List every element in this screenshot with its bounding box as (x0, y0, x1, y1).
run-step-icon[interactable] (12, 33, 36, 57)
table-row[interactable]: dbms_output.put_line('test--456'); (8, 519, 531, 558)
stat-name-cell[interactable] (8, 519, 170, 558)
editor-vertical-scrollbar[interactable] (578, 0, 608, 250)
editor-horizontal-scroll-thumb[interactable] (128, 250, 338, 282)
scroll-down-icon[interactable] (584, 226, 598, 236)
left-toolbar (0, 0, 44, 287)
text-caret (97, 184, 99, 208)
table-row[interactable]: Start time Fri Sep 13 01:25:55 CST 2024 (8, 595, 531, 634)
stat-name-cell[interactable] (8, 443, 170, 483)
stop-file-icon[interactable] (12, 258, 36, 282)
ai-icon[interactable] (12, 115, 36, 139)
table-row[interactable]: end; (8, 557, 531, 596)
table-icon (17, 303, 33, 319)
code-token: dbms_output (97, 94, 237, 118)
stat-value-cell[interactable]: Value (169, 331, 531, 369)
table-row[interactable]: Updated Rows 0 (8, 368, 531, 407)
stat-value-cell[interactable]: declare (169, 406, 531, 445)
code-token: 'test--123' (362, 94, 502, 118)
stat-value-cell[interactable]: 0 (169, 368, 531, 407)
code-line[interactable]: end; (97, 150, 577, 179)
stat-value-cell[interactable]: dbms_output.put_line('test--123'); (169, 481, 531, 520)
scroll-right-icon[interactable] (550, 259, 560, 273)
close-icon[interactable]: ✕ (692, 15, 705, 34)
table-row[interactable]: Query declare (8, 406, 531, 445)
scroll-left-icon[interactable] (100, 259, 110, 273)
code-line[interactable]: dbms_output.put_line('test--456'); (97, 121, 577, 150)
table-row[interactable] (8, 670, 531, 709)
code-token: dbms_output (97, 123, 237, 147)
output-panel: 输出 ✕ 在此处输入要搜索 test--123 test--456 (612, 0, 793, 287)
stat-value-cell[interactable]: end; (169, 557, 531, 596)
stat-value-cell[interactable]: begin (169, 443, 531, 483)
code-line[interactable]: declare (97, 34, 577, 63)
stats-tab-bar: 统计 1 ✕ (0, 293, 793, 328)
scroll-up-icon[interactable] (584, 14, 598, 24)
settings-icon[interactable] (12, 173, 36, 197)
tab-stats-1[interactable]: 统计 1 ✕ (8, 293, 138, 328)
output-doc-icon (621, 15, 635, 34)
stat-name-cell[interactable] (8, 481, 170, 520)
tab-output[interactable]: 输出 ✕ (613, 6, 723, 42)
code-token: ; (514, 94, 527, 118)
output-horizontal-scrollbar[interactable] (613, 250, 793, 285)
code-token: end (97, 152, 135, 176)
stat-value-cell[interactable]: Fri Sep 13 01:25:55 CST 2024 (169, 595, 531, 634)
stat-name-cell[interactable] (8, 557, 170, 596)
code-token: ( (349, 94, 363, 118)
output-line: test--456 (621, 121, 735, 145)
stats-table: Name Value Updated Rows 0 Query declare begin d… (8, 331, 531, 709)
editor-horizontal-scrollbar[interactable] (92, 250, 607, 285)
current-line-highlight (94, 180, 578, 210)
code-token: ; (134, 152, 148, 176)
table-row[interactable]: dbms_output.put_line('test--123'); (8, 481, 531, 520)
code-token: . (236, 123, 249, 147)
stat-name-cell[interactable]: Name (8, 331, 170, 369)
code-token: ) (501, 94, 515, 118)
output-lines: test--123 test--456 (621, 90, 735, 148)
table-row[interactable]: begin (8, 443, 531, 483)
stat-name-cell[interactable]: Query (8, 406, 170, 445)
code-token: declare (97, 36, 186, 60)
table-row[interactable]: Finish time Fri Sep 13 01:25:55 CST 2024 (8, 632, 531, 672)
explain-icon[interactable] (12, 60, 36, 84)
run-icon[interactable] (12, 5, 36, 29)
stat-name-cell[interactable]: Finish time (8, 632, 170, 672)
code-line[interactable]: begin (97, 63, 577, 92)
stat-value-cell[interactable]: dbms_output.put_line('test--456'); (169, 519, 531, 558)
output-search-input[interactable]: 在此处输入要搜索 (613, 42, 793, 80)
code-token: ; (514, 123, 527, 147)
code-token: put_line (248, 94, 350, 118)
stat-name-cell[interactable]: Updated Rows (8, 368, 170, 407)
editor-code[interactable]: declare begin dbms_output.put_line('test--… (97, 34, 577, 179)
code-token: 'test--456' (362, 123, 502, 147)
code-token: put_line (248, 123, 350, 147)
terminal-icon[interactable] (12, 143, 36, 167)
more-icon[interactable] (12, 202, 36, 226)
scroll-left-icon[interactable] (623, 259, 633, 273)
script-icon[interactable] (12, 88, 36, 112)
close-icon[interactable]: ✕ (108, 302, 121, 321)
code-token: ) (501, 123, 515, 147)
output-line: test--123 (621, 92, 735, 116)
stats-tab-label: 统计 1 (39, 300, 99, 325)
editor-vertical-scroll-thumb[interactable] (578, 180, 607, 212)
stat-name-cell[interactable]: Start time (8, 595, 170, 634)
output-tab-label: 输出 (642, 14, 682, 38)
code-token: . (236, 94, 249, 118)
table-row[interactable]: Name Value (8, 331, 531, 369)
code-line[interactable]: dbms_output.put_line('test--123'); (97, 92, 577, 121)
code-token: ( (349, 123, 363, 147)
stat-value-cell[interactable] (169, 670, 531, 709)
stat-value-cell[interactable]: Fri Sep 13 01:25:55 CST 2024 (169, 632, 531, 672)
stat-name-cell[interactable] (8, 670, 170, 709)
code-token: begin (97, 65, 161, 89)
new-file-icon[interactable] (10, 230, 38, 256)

==================================================

Written request>
Please copy out the listing above word for word.

Task output>
List every element in this screenshot with its bounding box as (x0, y0, x1, y1).
run-step-icon[interactable] (12, 33, 36, 57)
table-row[interactable]: dbms_output.put_line('test--456'); (8, 519, 531, 558)
stat-name-cell[interactable] (8, 519, 170, 558)
editor-vertical-scrollbar[interactable] (578, 0, 608, 250)
editor-horizontal-scroll-thumb[interactable] (128, 250, 338, 282)
scroll-down-icon[interactable] (584, 226, 598, 236)
left-toolbar (0, 0, 44, 287)
text-caret (97, 184, 99, 208)
table-row[interactable]: Start time Fri Sep 13 01:25:55 CST 2024 (8, 595, 531, 634)
stat-name-cell[interactable] (8, 443, 170, 483)
stop-file-icon[interactable] (12, 258, 36, 282)
ai-icon[interactable] (12, 115, 36, 139)
table-row[interactable]: end; (8, 557, 531, 596)
table-icon (17, 303, 33, 319)
code-token: dbms_output (97, 94, 237, 118)
stat-value-cell[interactable]: Value (169, 331, 531, 369)
table-row[interactable]: Updated Rows 0 (8, 368, 531, 407)
stat-value-cell[interactable]: declare (169, 406, 531, 445)
code-token: 'test--123' (362, 94, 502, 118)
stat-value-cell[interactable]: 0 (169, 368, 531, 407)
code-line[interactable]: end; (97, 150, 577, 179)
stat-value-cell[interactable]: dbms_output.put_line('test--123'); (169, 481, 531, 520)
scroll-right-icon[interactable] (550, 259, 560, 273)
close-icon[interactable]: ✕ (692, 15, 705, 34)
table-row[interactable]: Query declare (8, 406, 531, 445)
scroll-left-icon[interactable] (100, 259, 110, 273)
code-line[interactable]: dbms_output.put_line('test--456'); (97, 121, 577, 150)
table-row[interactable] (8, 670, 531, 709)
code-token: dbms_output (97, 123, 237, 147)
output-panel: 输出 ✕ 在此处输入要搜索 test--123 test--456 (612, 0, 793, 287)
stat-value-cell[interactable]: end; (169, 557, 531, 596)
stat-value-cell[interactable]: begin (169, 443, 531, 483)
code-line[interactable]: declare (97, 34, 577, 63)
stats-tab-bar: 统计 1 ✕ (0, 293, 793, 328)
scroll-up-icon[interactable] (584, 14, 598, 24)
settings-icon[interactable] (12, 173, 36, 197)
tab-stats-1[interactable]: 统计 1 ✕ (8, 293, 138, 328)
output-doc-icon (621, 15, 635, 34)
stat-name-cell[interactable] (8, 481, 170, 520)
tab-output[interactable]: 输出 ✕ (613, 6, 723, 42)
code-token: ; (514, 94, 527, 118)
output-horizontal-scrollbar[interactable] (613, 250, 793, 285)
code-token: end (97, 152, 135, 176)
stat-value-cell[interactable]: Fri Sep 13 01:25:55 CST 2024 (169, 595, 531, 634)
stat-name-cell[interactable] (8, 557, 170, 596)
code-token: ( (349, 94, 363, 118)
output-line: test--456 (621, 121, 735, 145)
stats-table: Name Value Updated Rows 0 Query declare begin d… (8, 331, 531, 709)
editor-horizontal-scrollbar[interactable] (92, 250, 607, 285)
current-line-highlight (94, 180, 578, 210)
code-token: ; (134, 152, 148, 176)
table-row[interactable]: dbms_output.put_line('test--123'); (8, 481, 531, 520)
code-token: . (236, 123, 249, 147)
stat-name-cell[interactable]: Name (8, 331, 170, 369)
code-token: ) (501, 94, 515, 118)
output-lines: test--123 test--456 (621, 90, 735, 148)
table-row[interactable]: begin (8, 443, 531, 483)
stat-name-cell[interactable]: Query (8, 406, 170, 445)
code-token: declare (97, 36, 186, 60)
table-row[interactable]: Finish time Fri Sep 13 01:25:55 CST 2024 (8, 632, 531, 672)
explain-icon[interactable] (12, 60, 36, 84)
run-icon[interactable] (12, 5, 36, 29)
stat-name-cell[interactable]: Finish time (8, 632, 170, 672)
code-line[interactable]: begin (97, 63, 577, 92)
stat-value-cell[interactable]: dbms_output.put_line('test--456'); (169, 519, 531, 558)
output-search-input[interactable]: 在此处输入要搜索 (613, 42, 793, 80)
code-token: ; (514, 123, 527, 147)
code-token: put_line (248, 94, 350, 118)
stat-name-cell[interactable]: Updated Rows (8, 368, 170, 407)
editor-code[interactable]: declare begin dbms_output.put_line('test--… (97, 34, 577, 179)
code-token: 'test--456' (362, 123, 502, 147)
code-token: put_line (248, 123, 350, 147)
terminal-icon[interactable] (12, 143, 36, 167)
more-icon[interactable] (12, 202, 36, 226)
scroll-left-icon[interactable] (623, 259, 633, 273)
script-icon[interactable] (12, 88, 36, 112)
close-icon[interactable]: ✕ (108, 302, 121, 321)
code-token: ) (501, 123, 515, 147)
output-line: test--123 (621, 92, 735, 116)
stats-tab-label: 统计 1 (39, 300, 99, 325)
editor-vertical-scroll-thumb[interactable] (578, 180, 607, 212)
stat-name-cell[interactable]: Start time (8, 595, 170, 634)
output-tab-label: 输出 (642, 14, 682, 38)
code-token: . (236, 94, 249, 118)
table-row[interactable]: Name Value (8, 331, 531, 369)
code-line[interactable]: dbms_output.put_line('test--123'); (97, 92, 577, 121)
code-token: ( (349, 123, 363, 147)
stat-value-cell[interactable] (169, 670, 531, 709)
stat-value-cell[interactable]: Fri Sep 13 01:25:55 CST 2024 (169, 632, 531, 672)
stat-name-cell[interactable] (8, 670, 170, 709)
code-token: begin (97, 65, 161, 89)
new-file-icon[interactable] (10, 230, 38, 256)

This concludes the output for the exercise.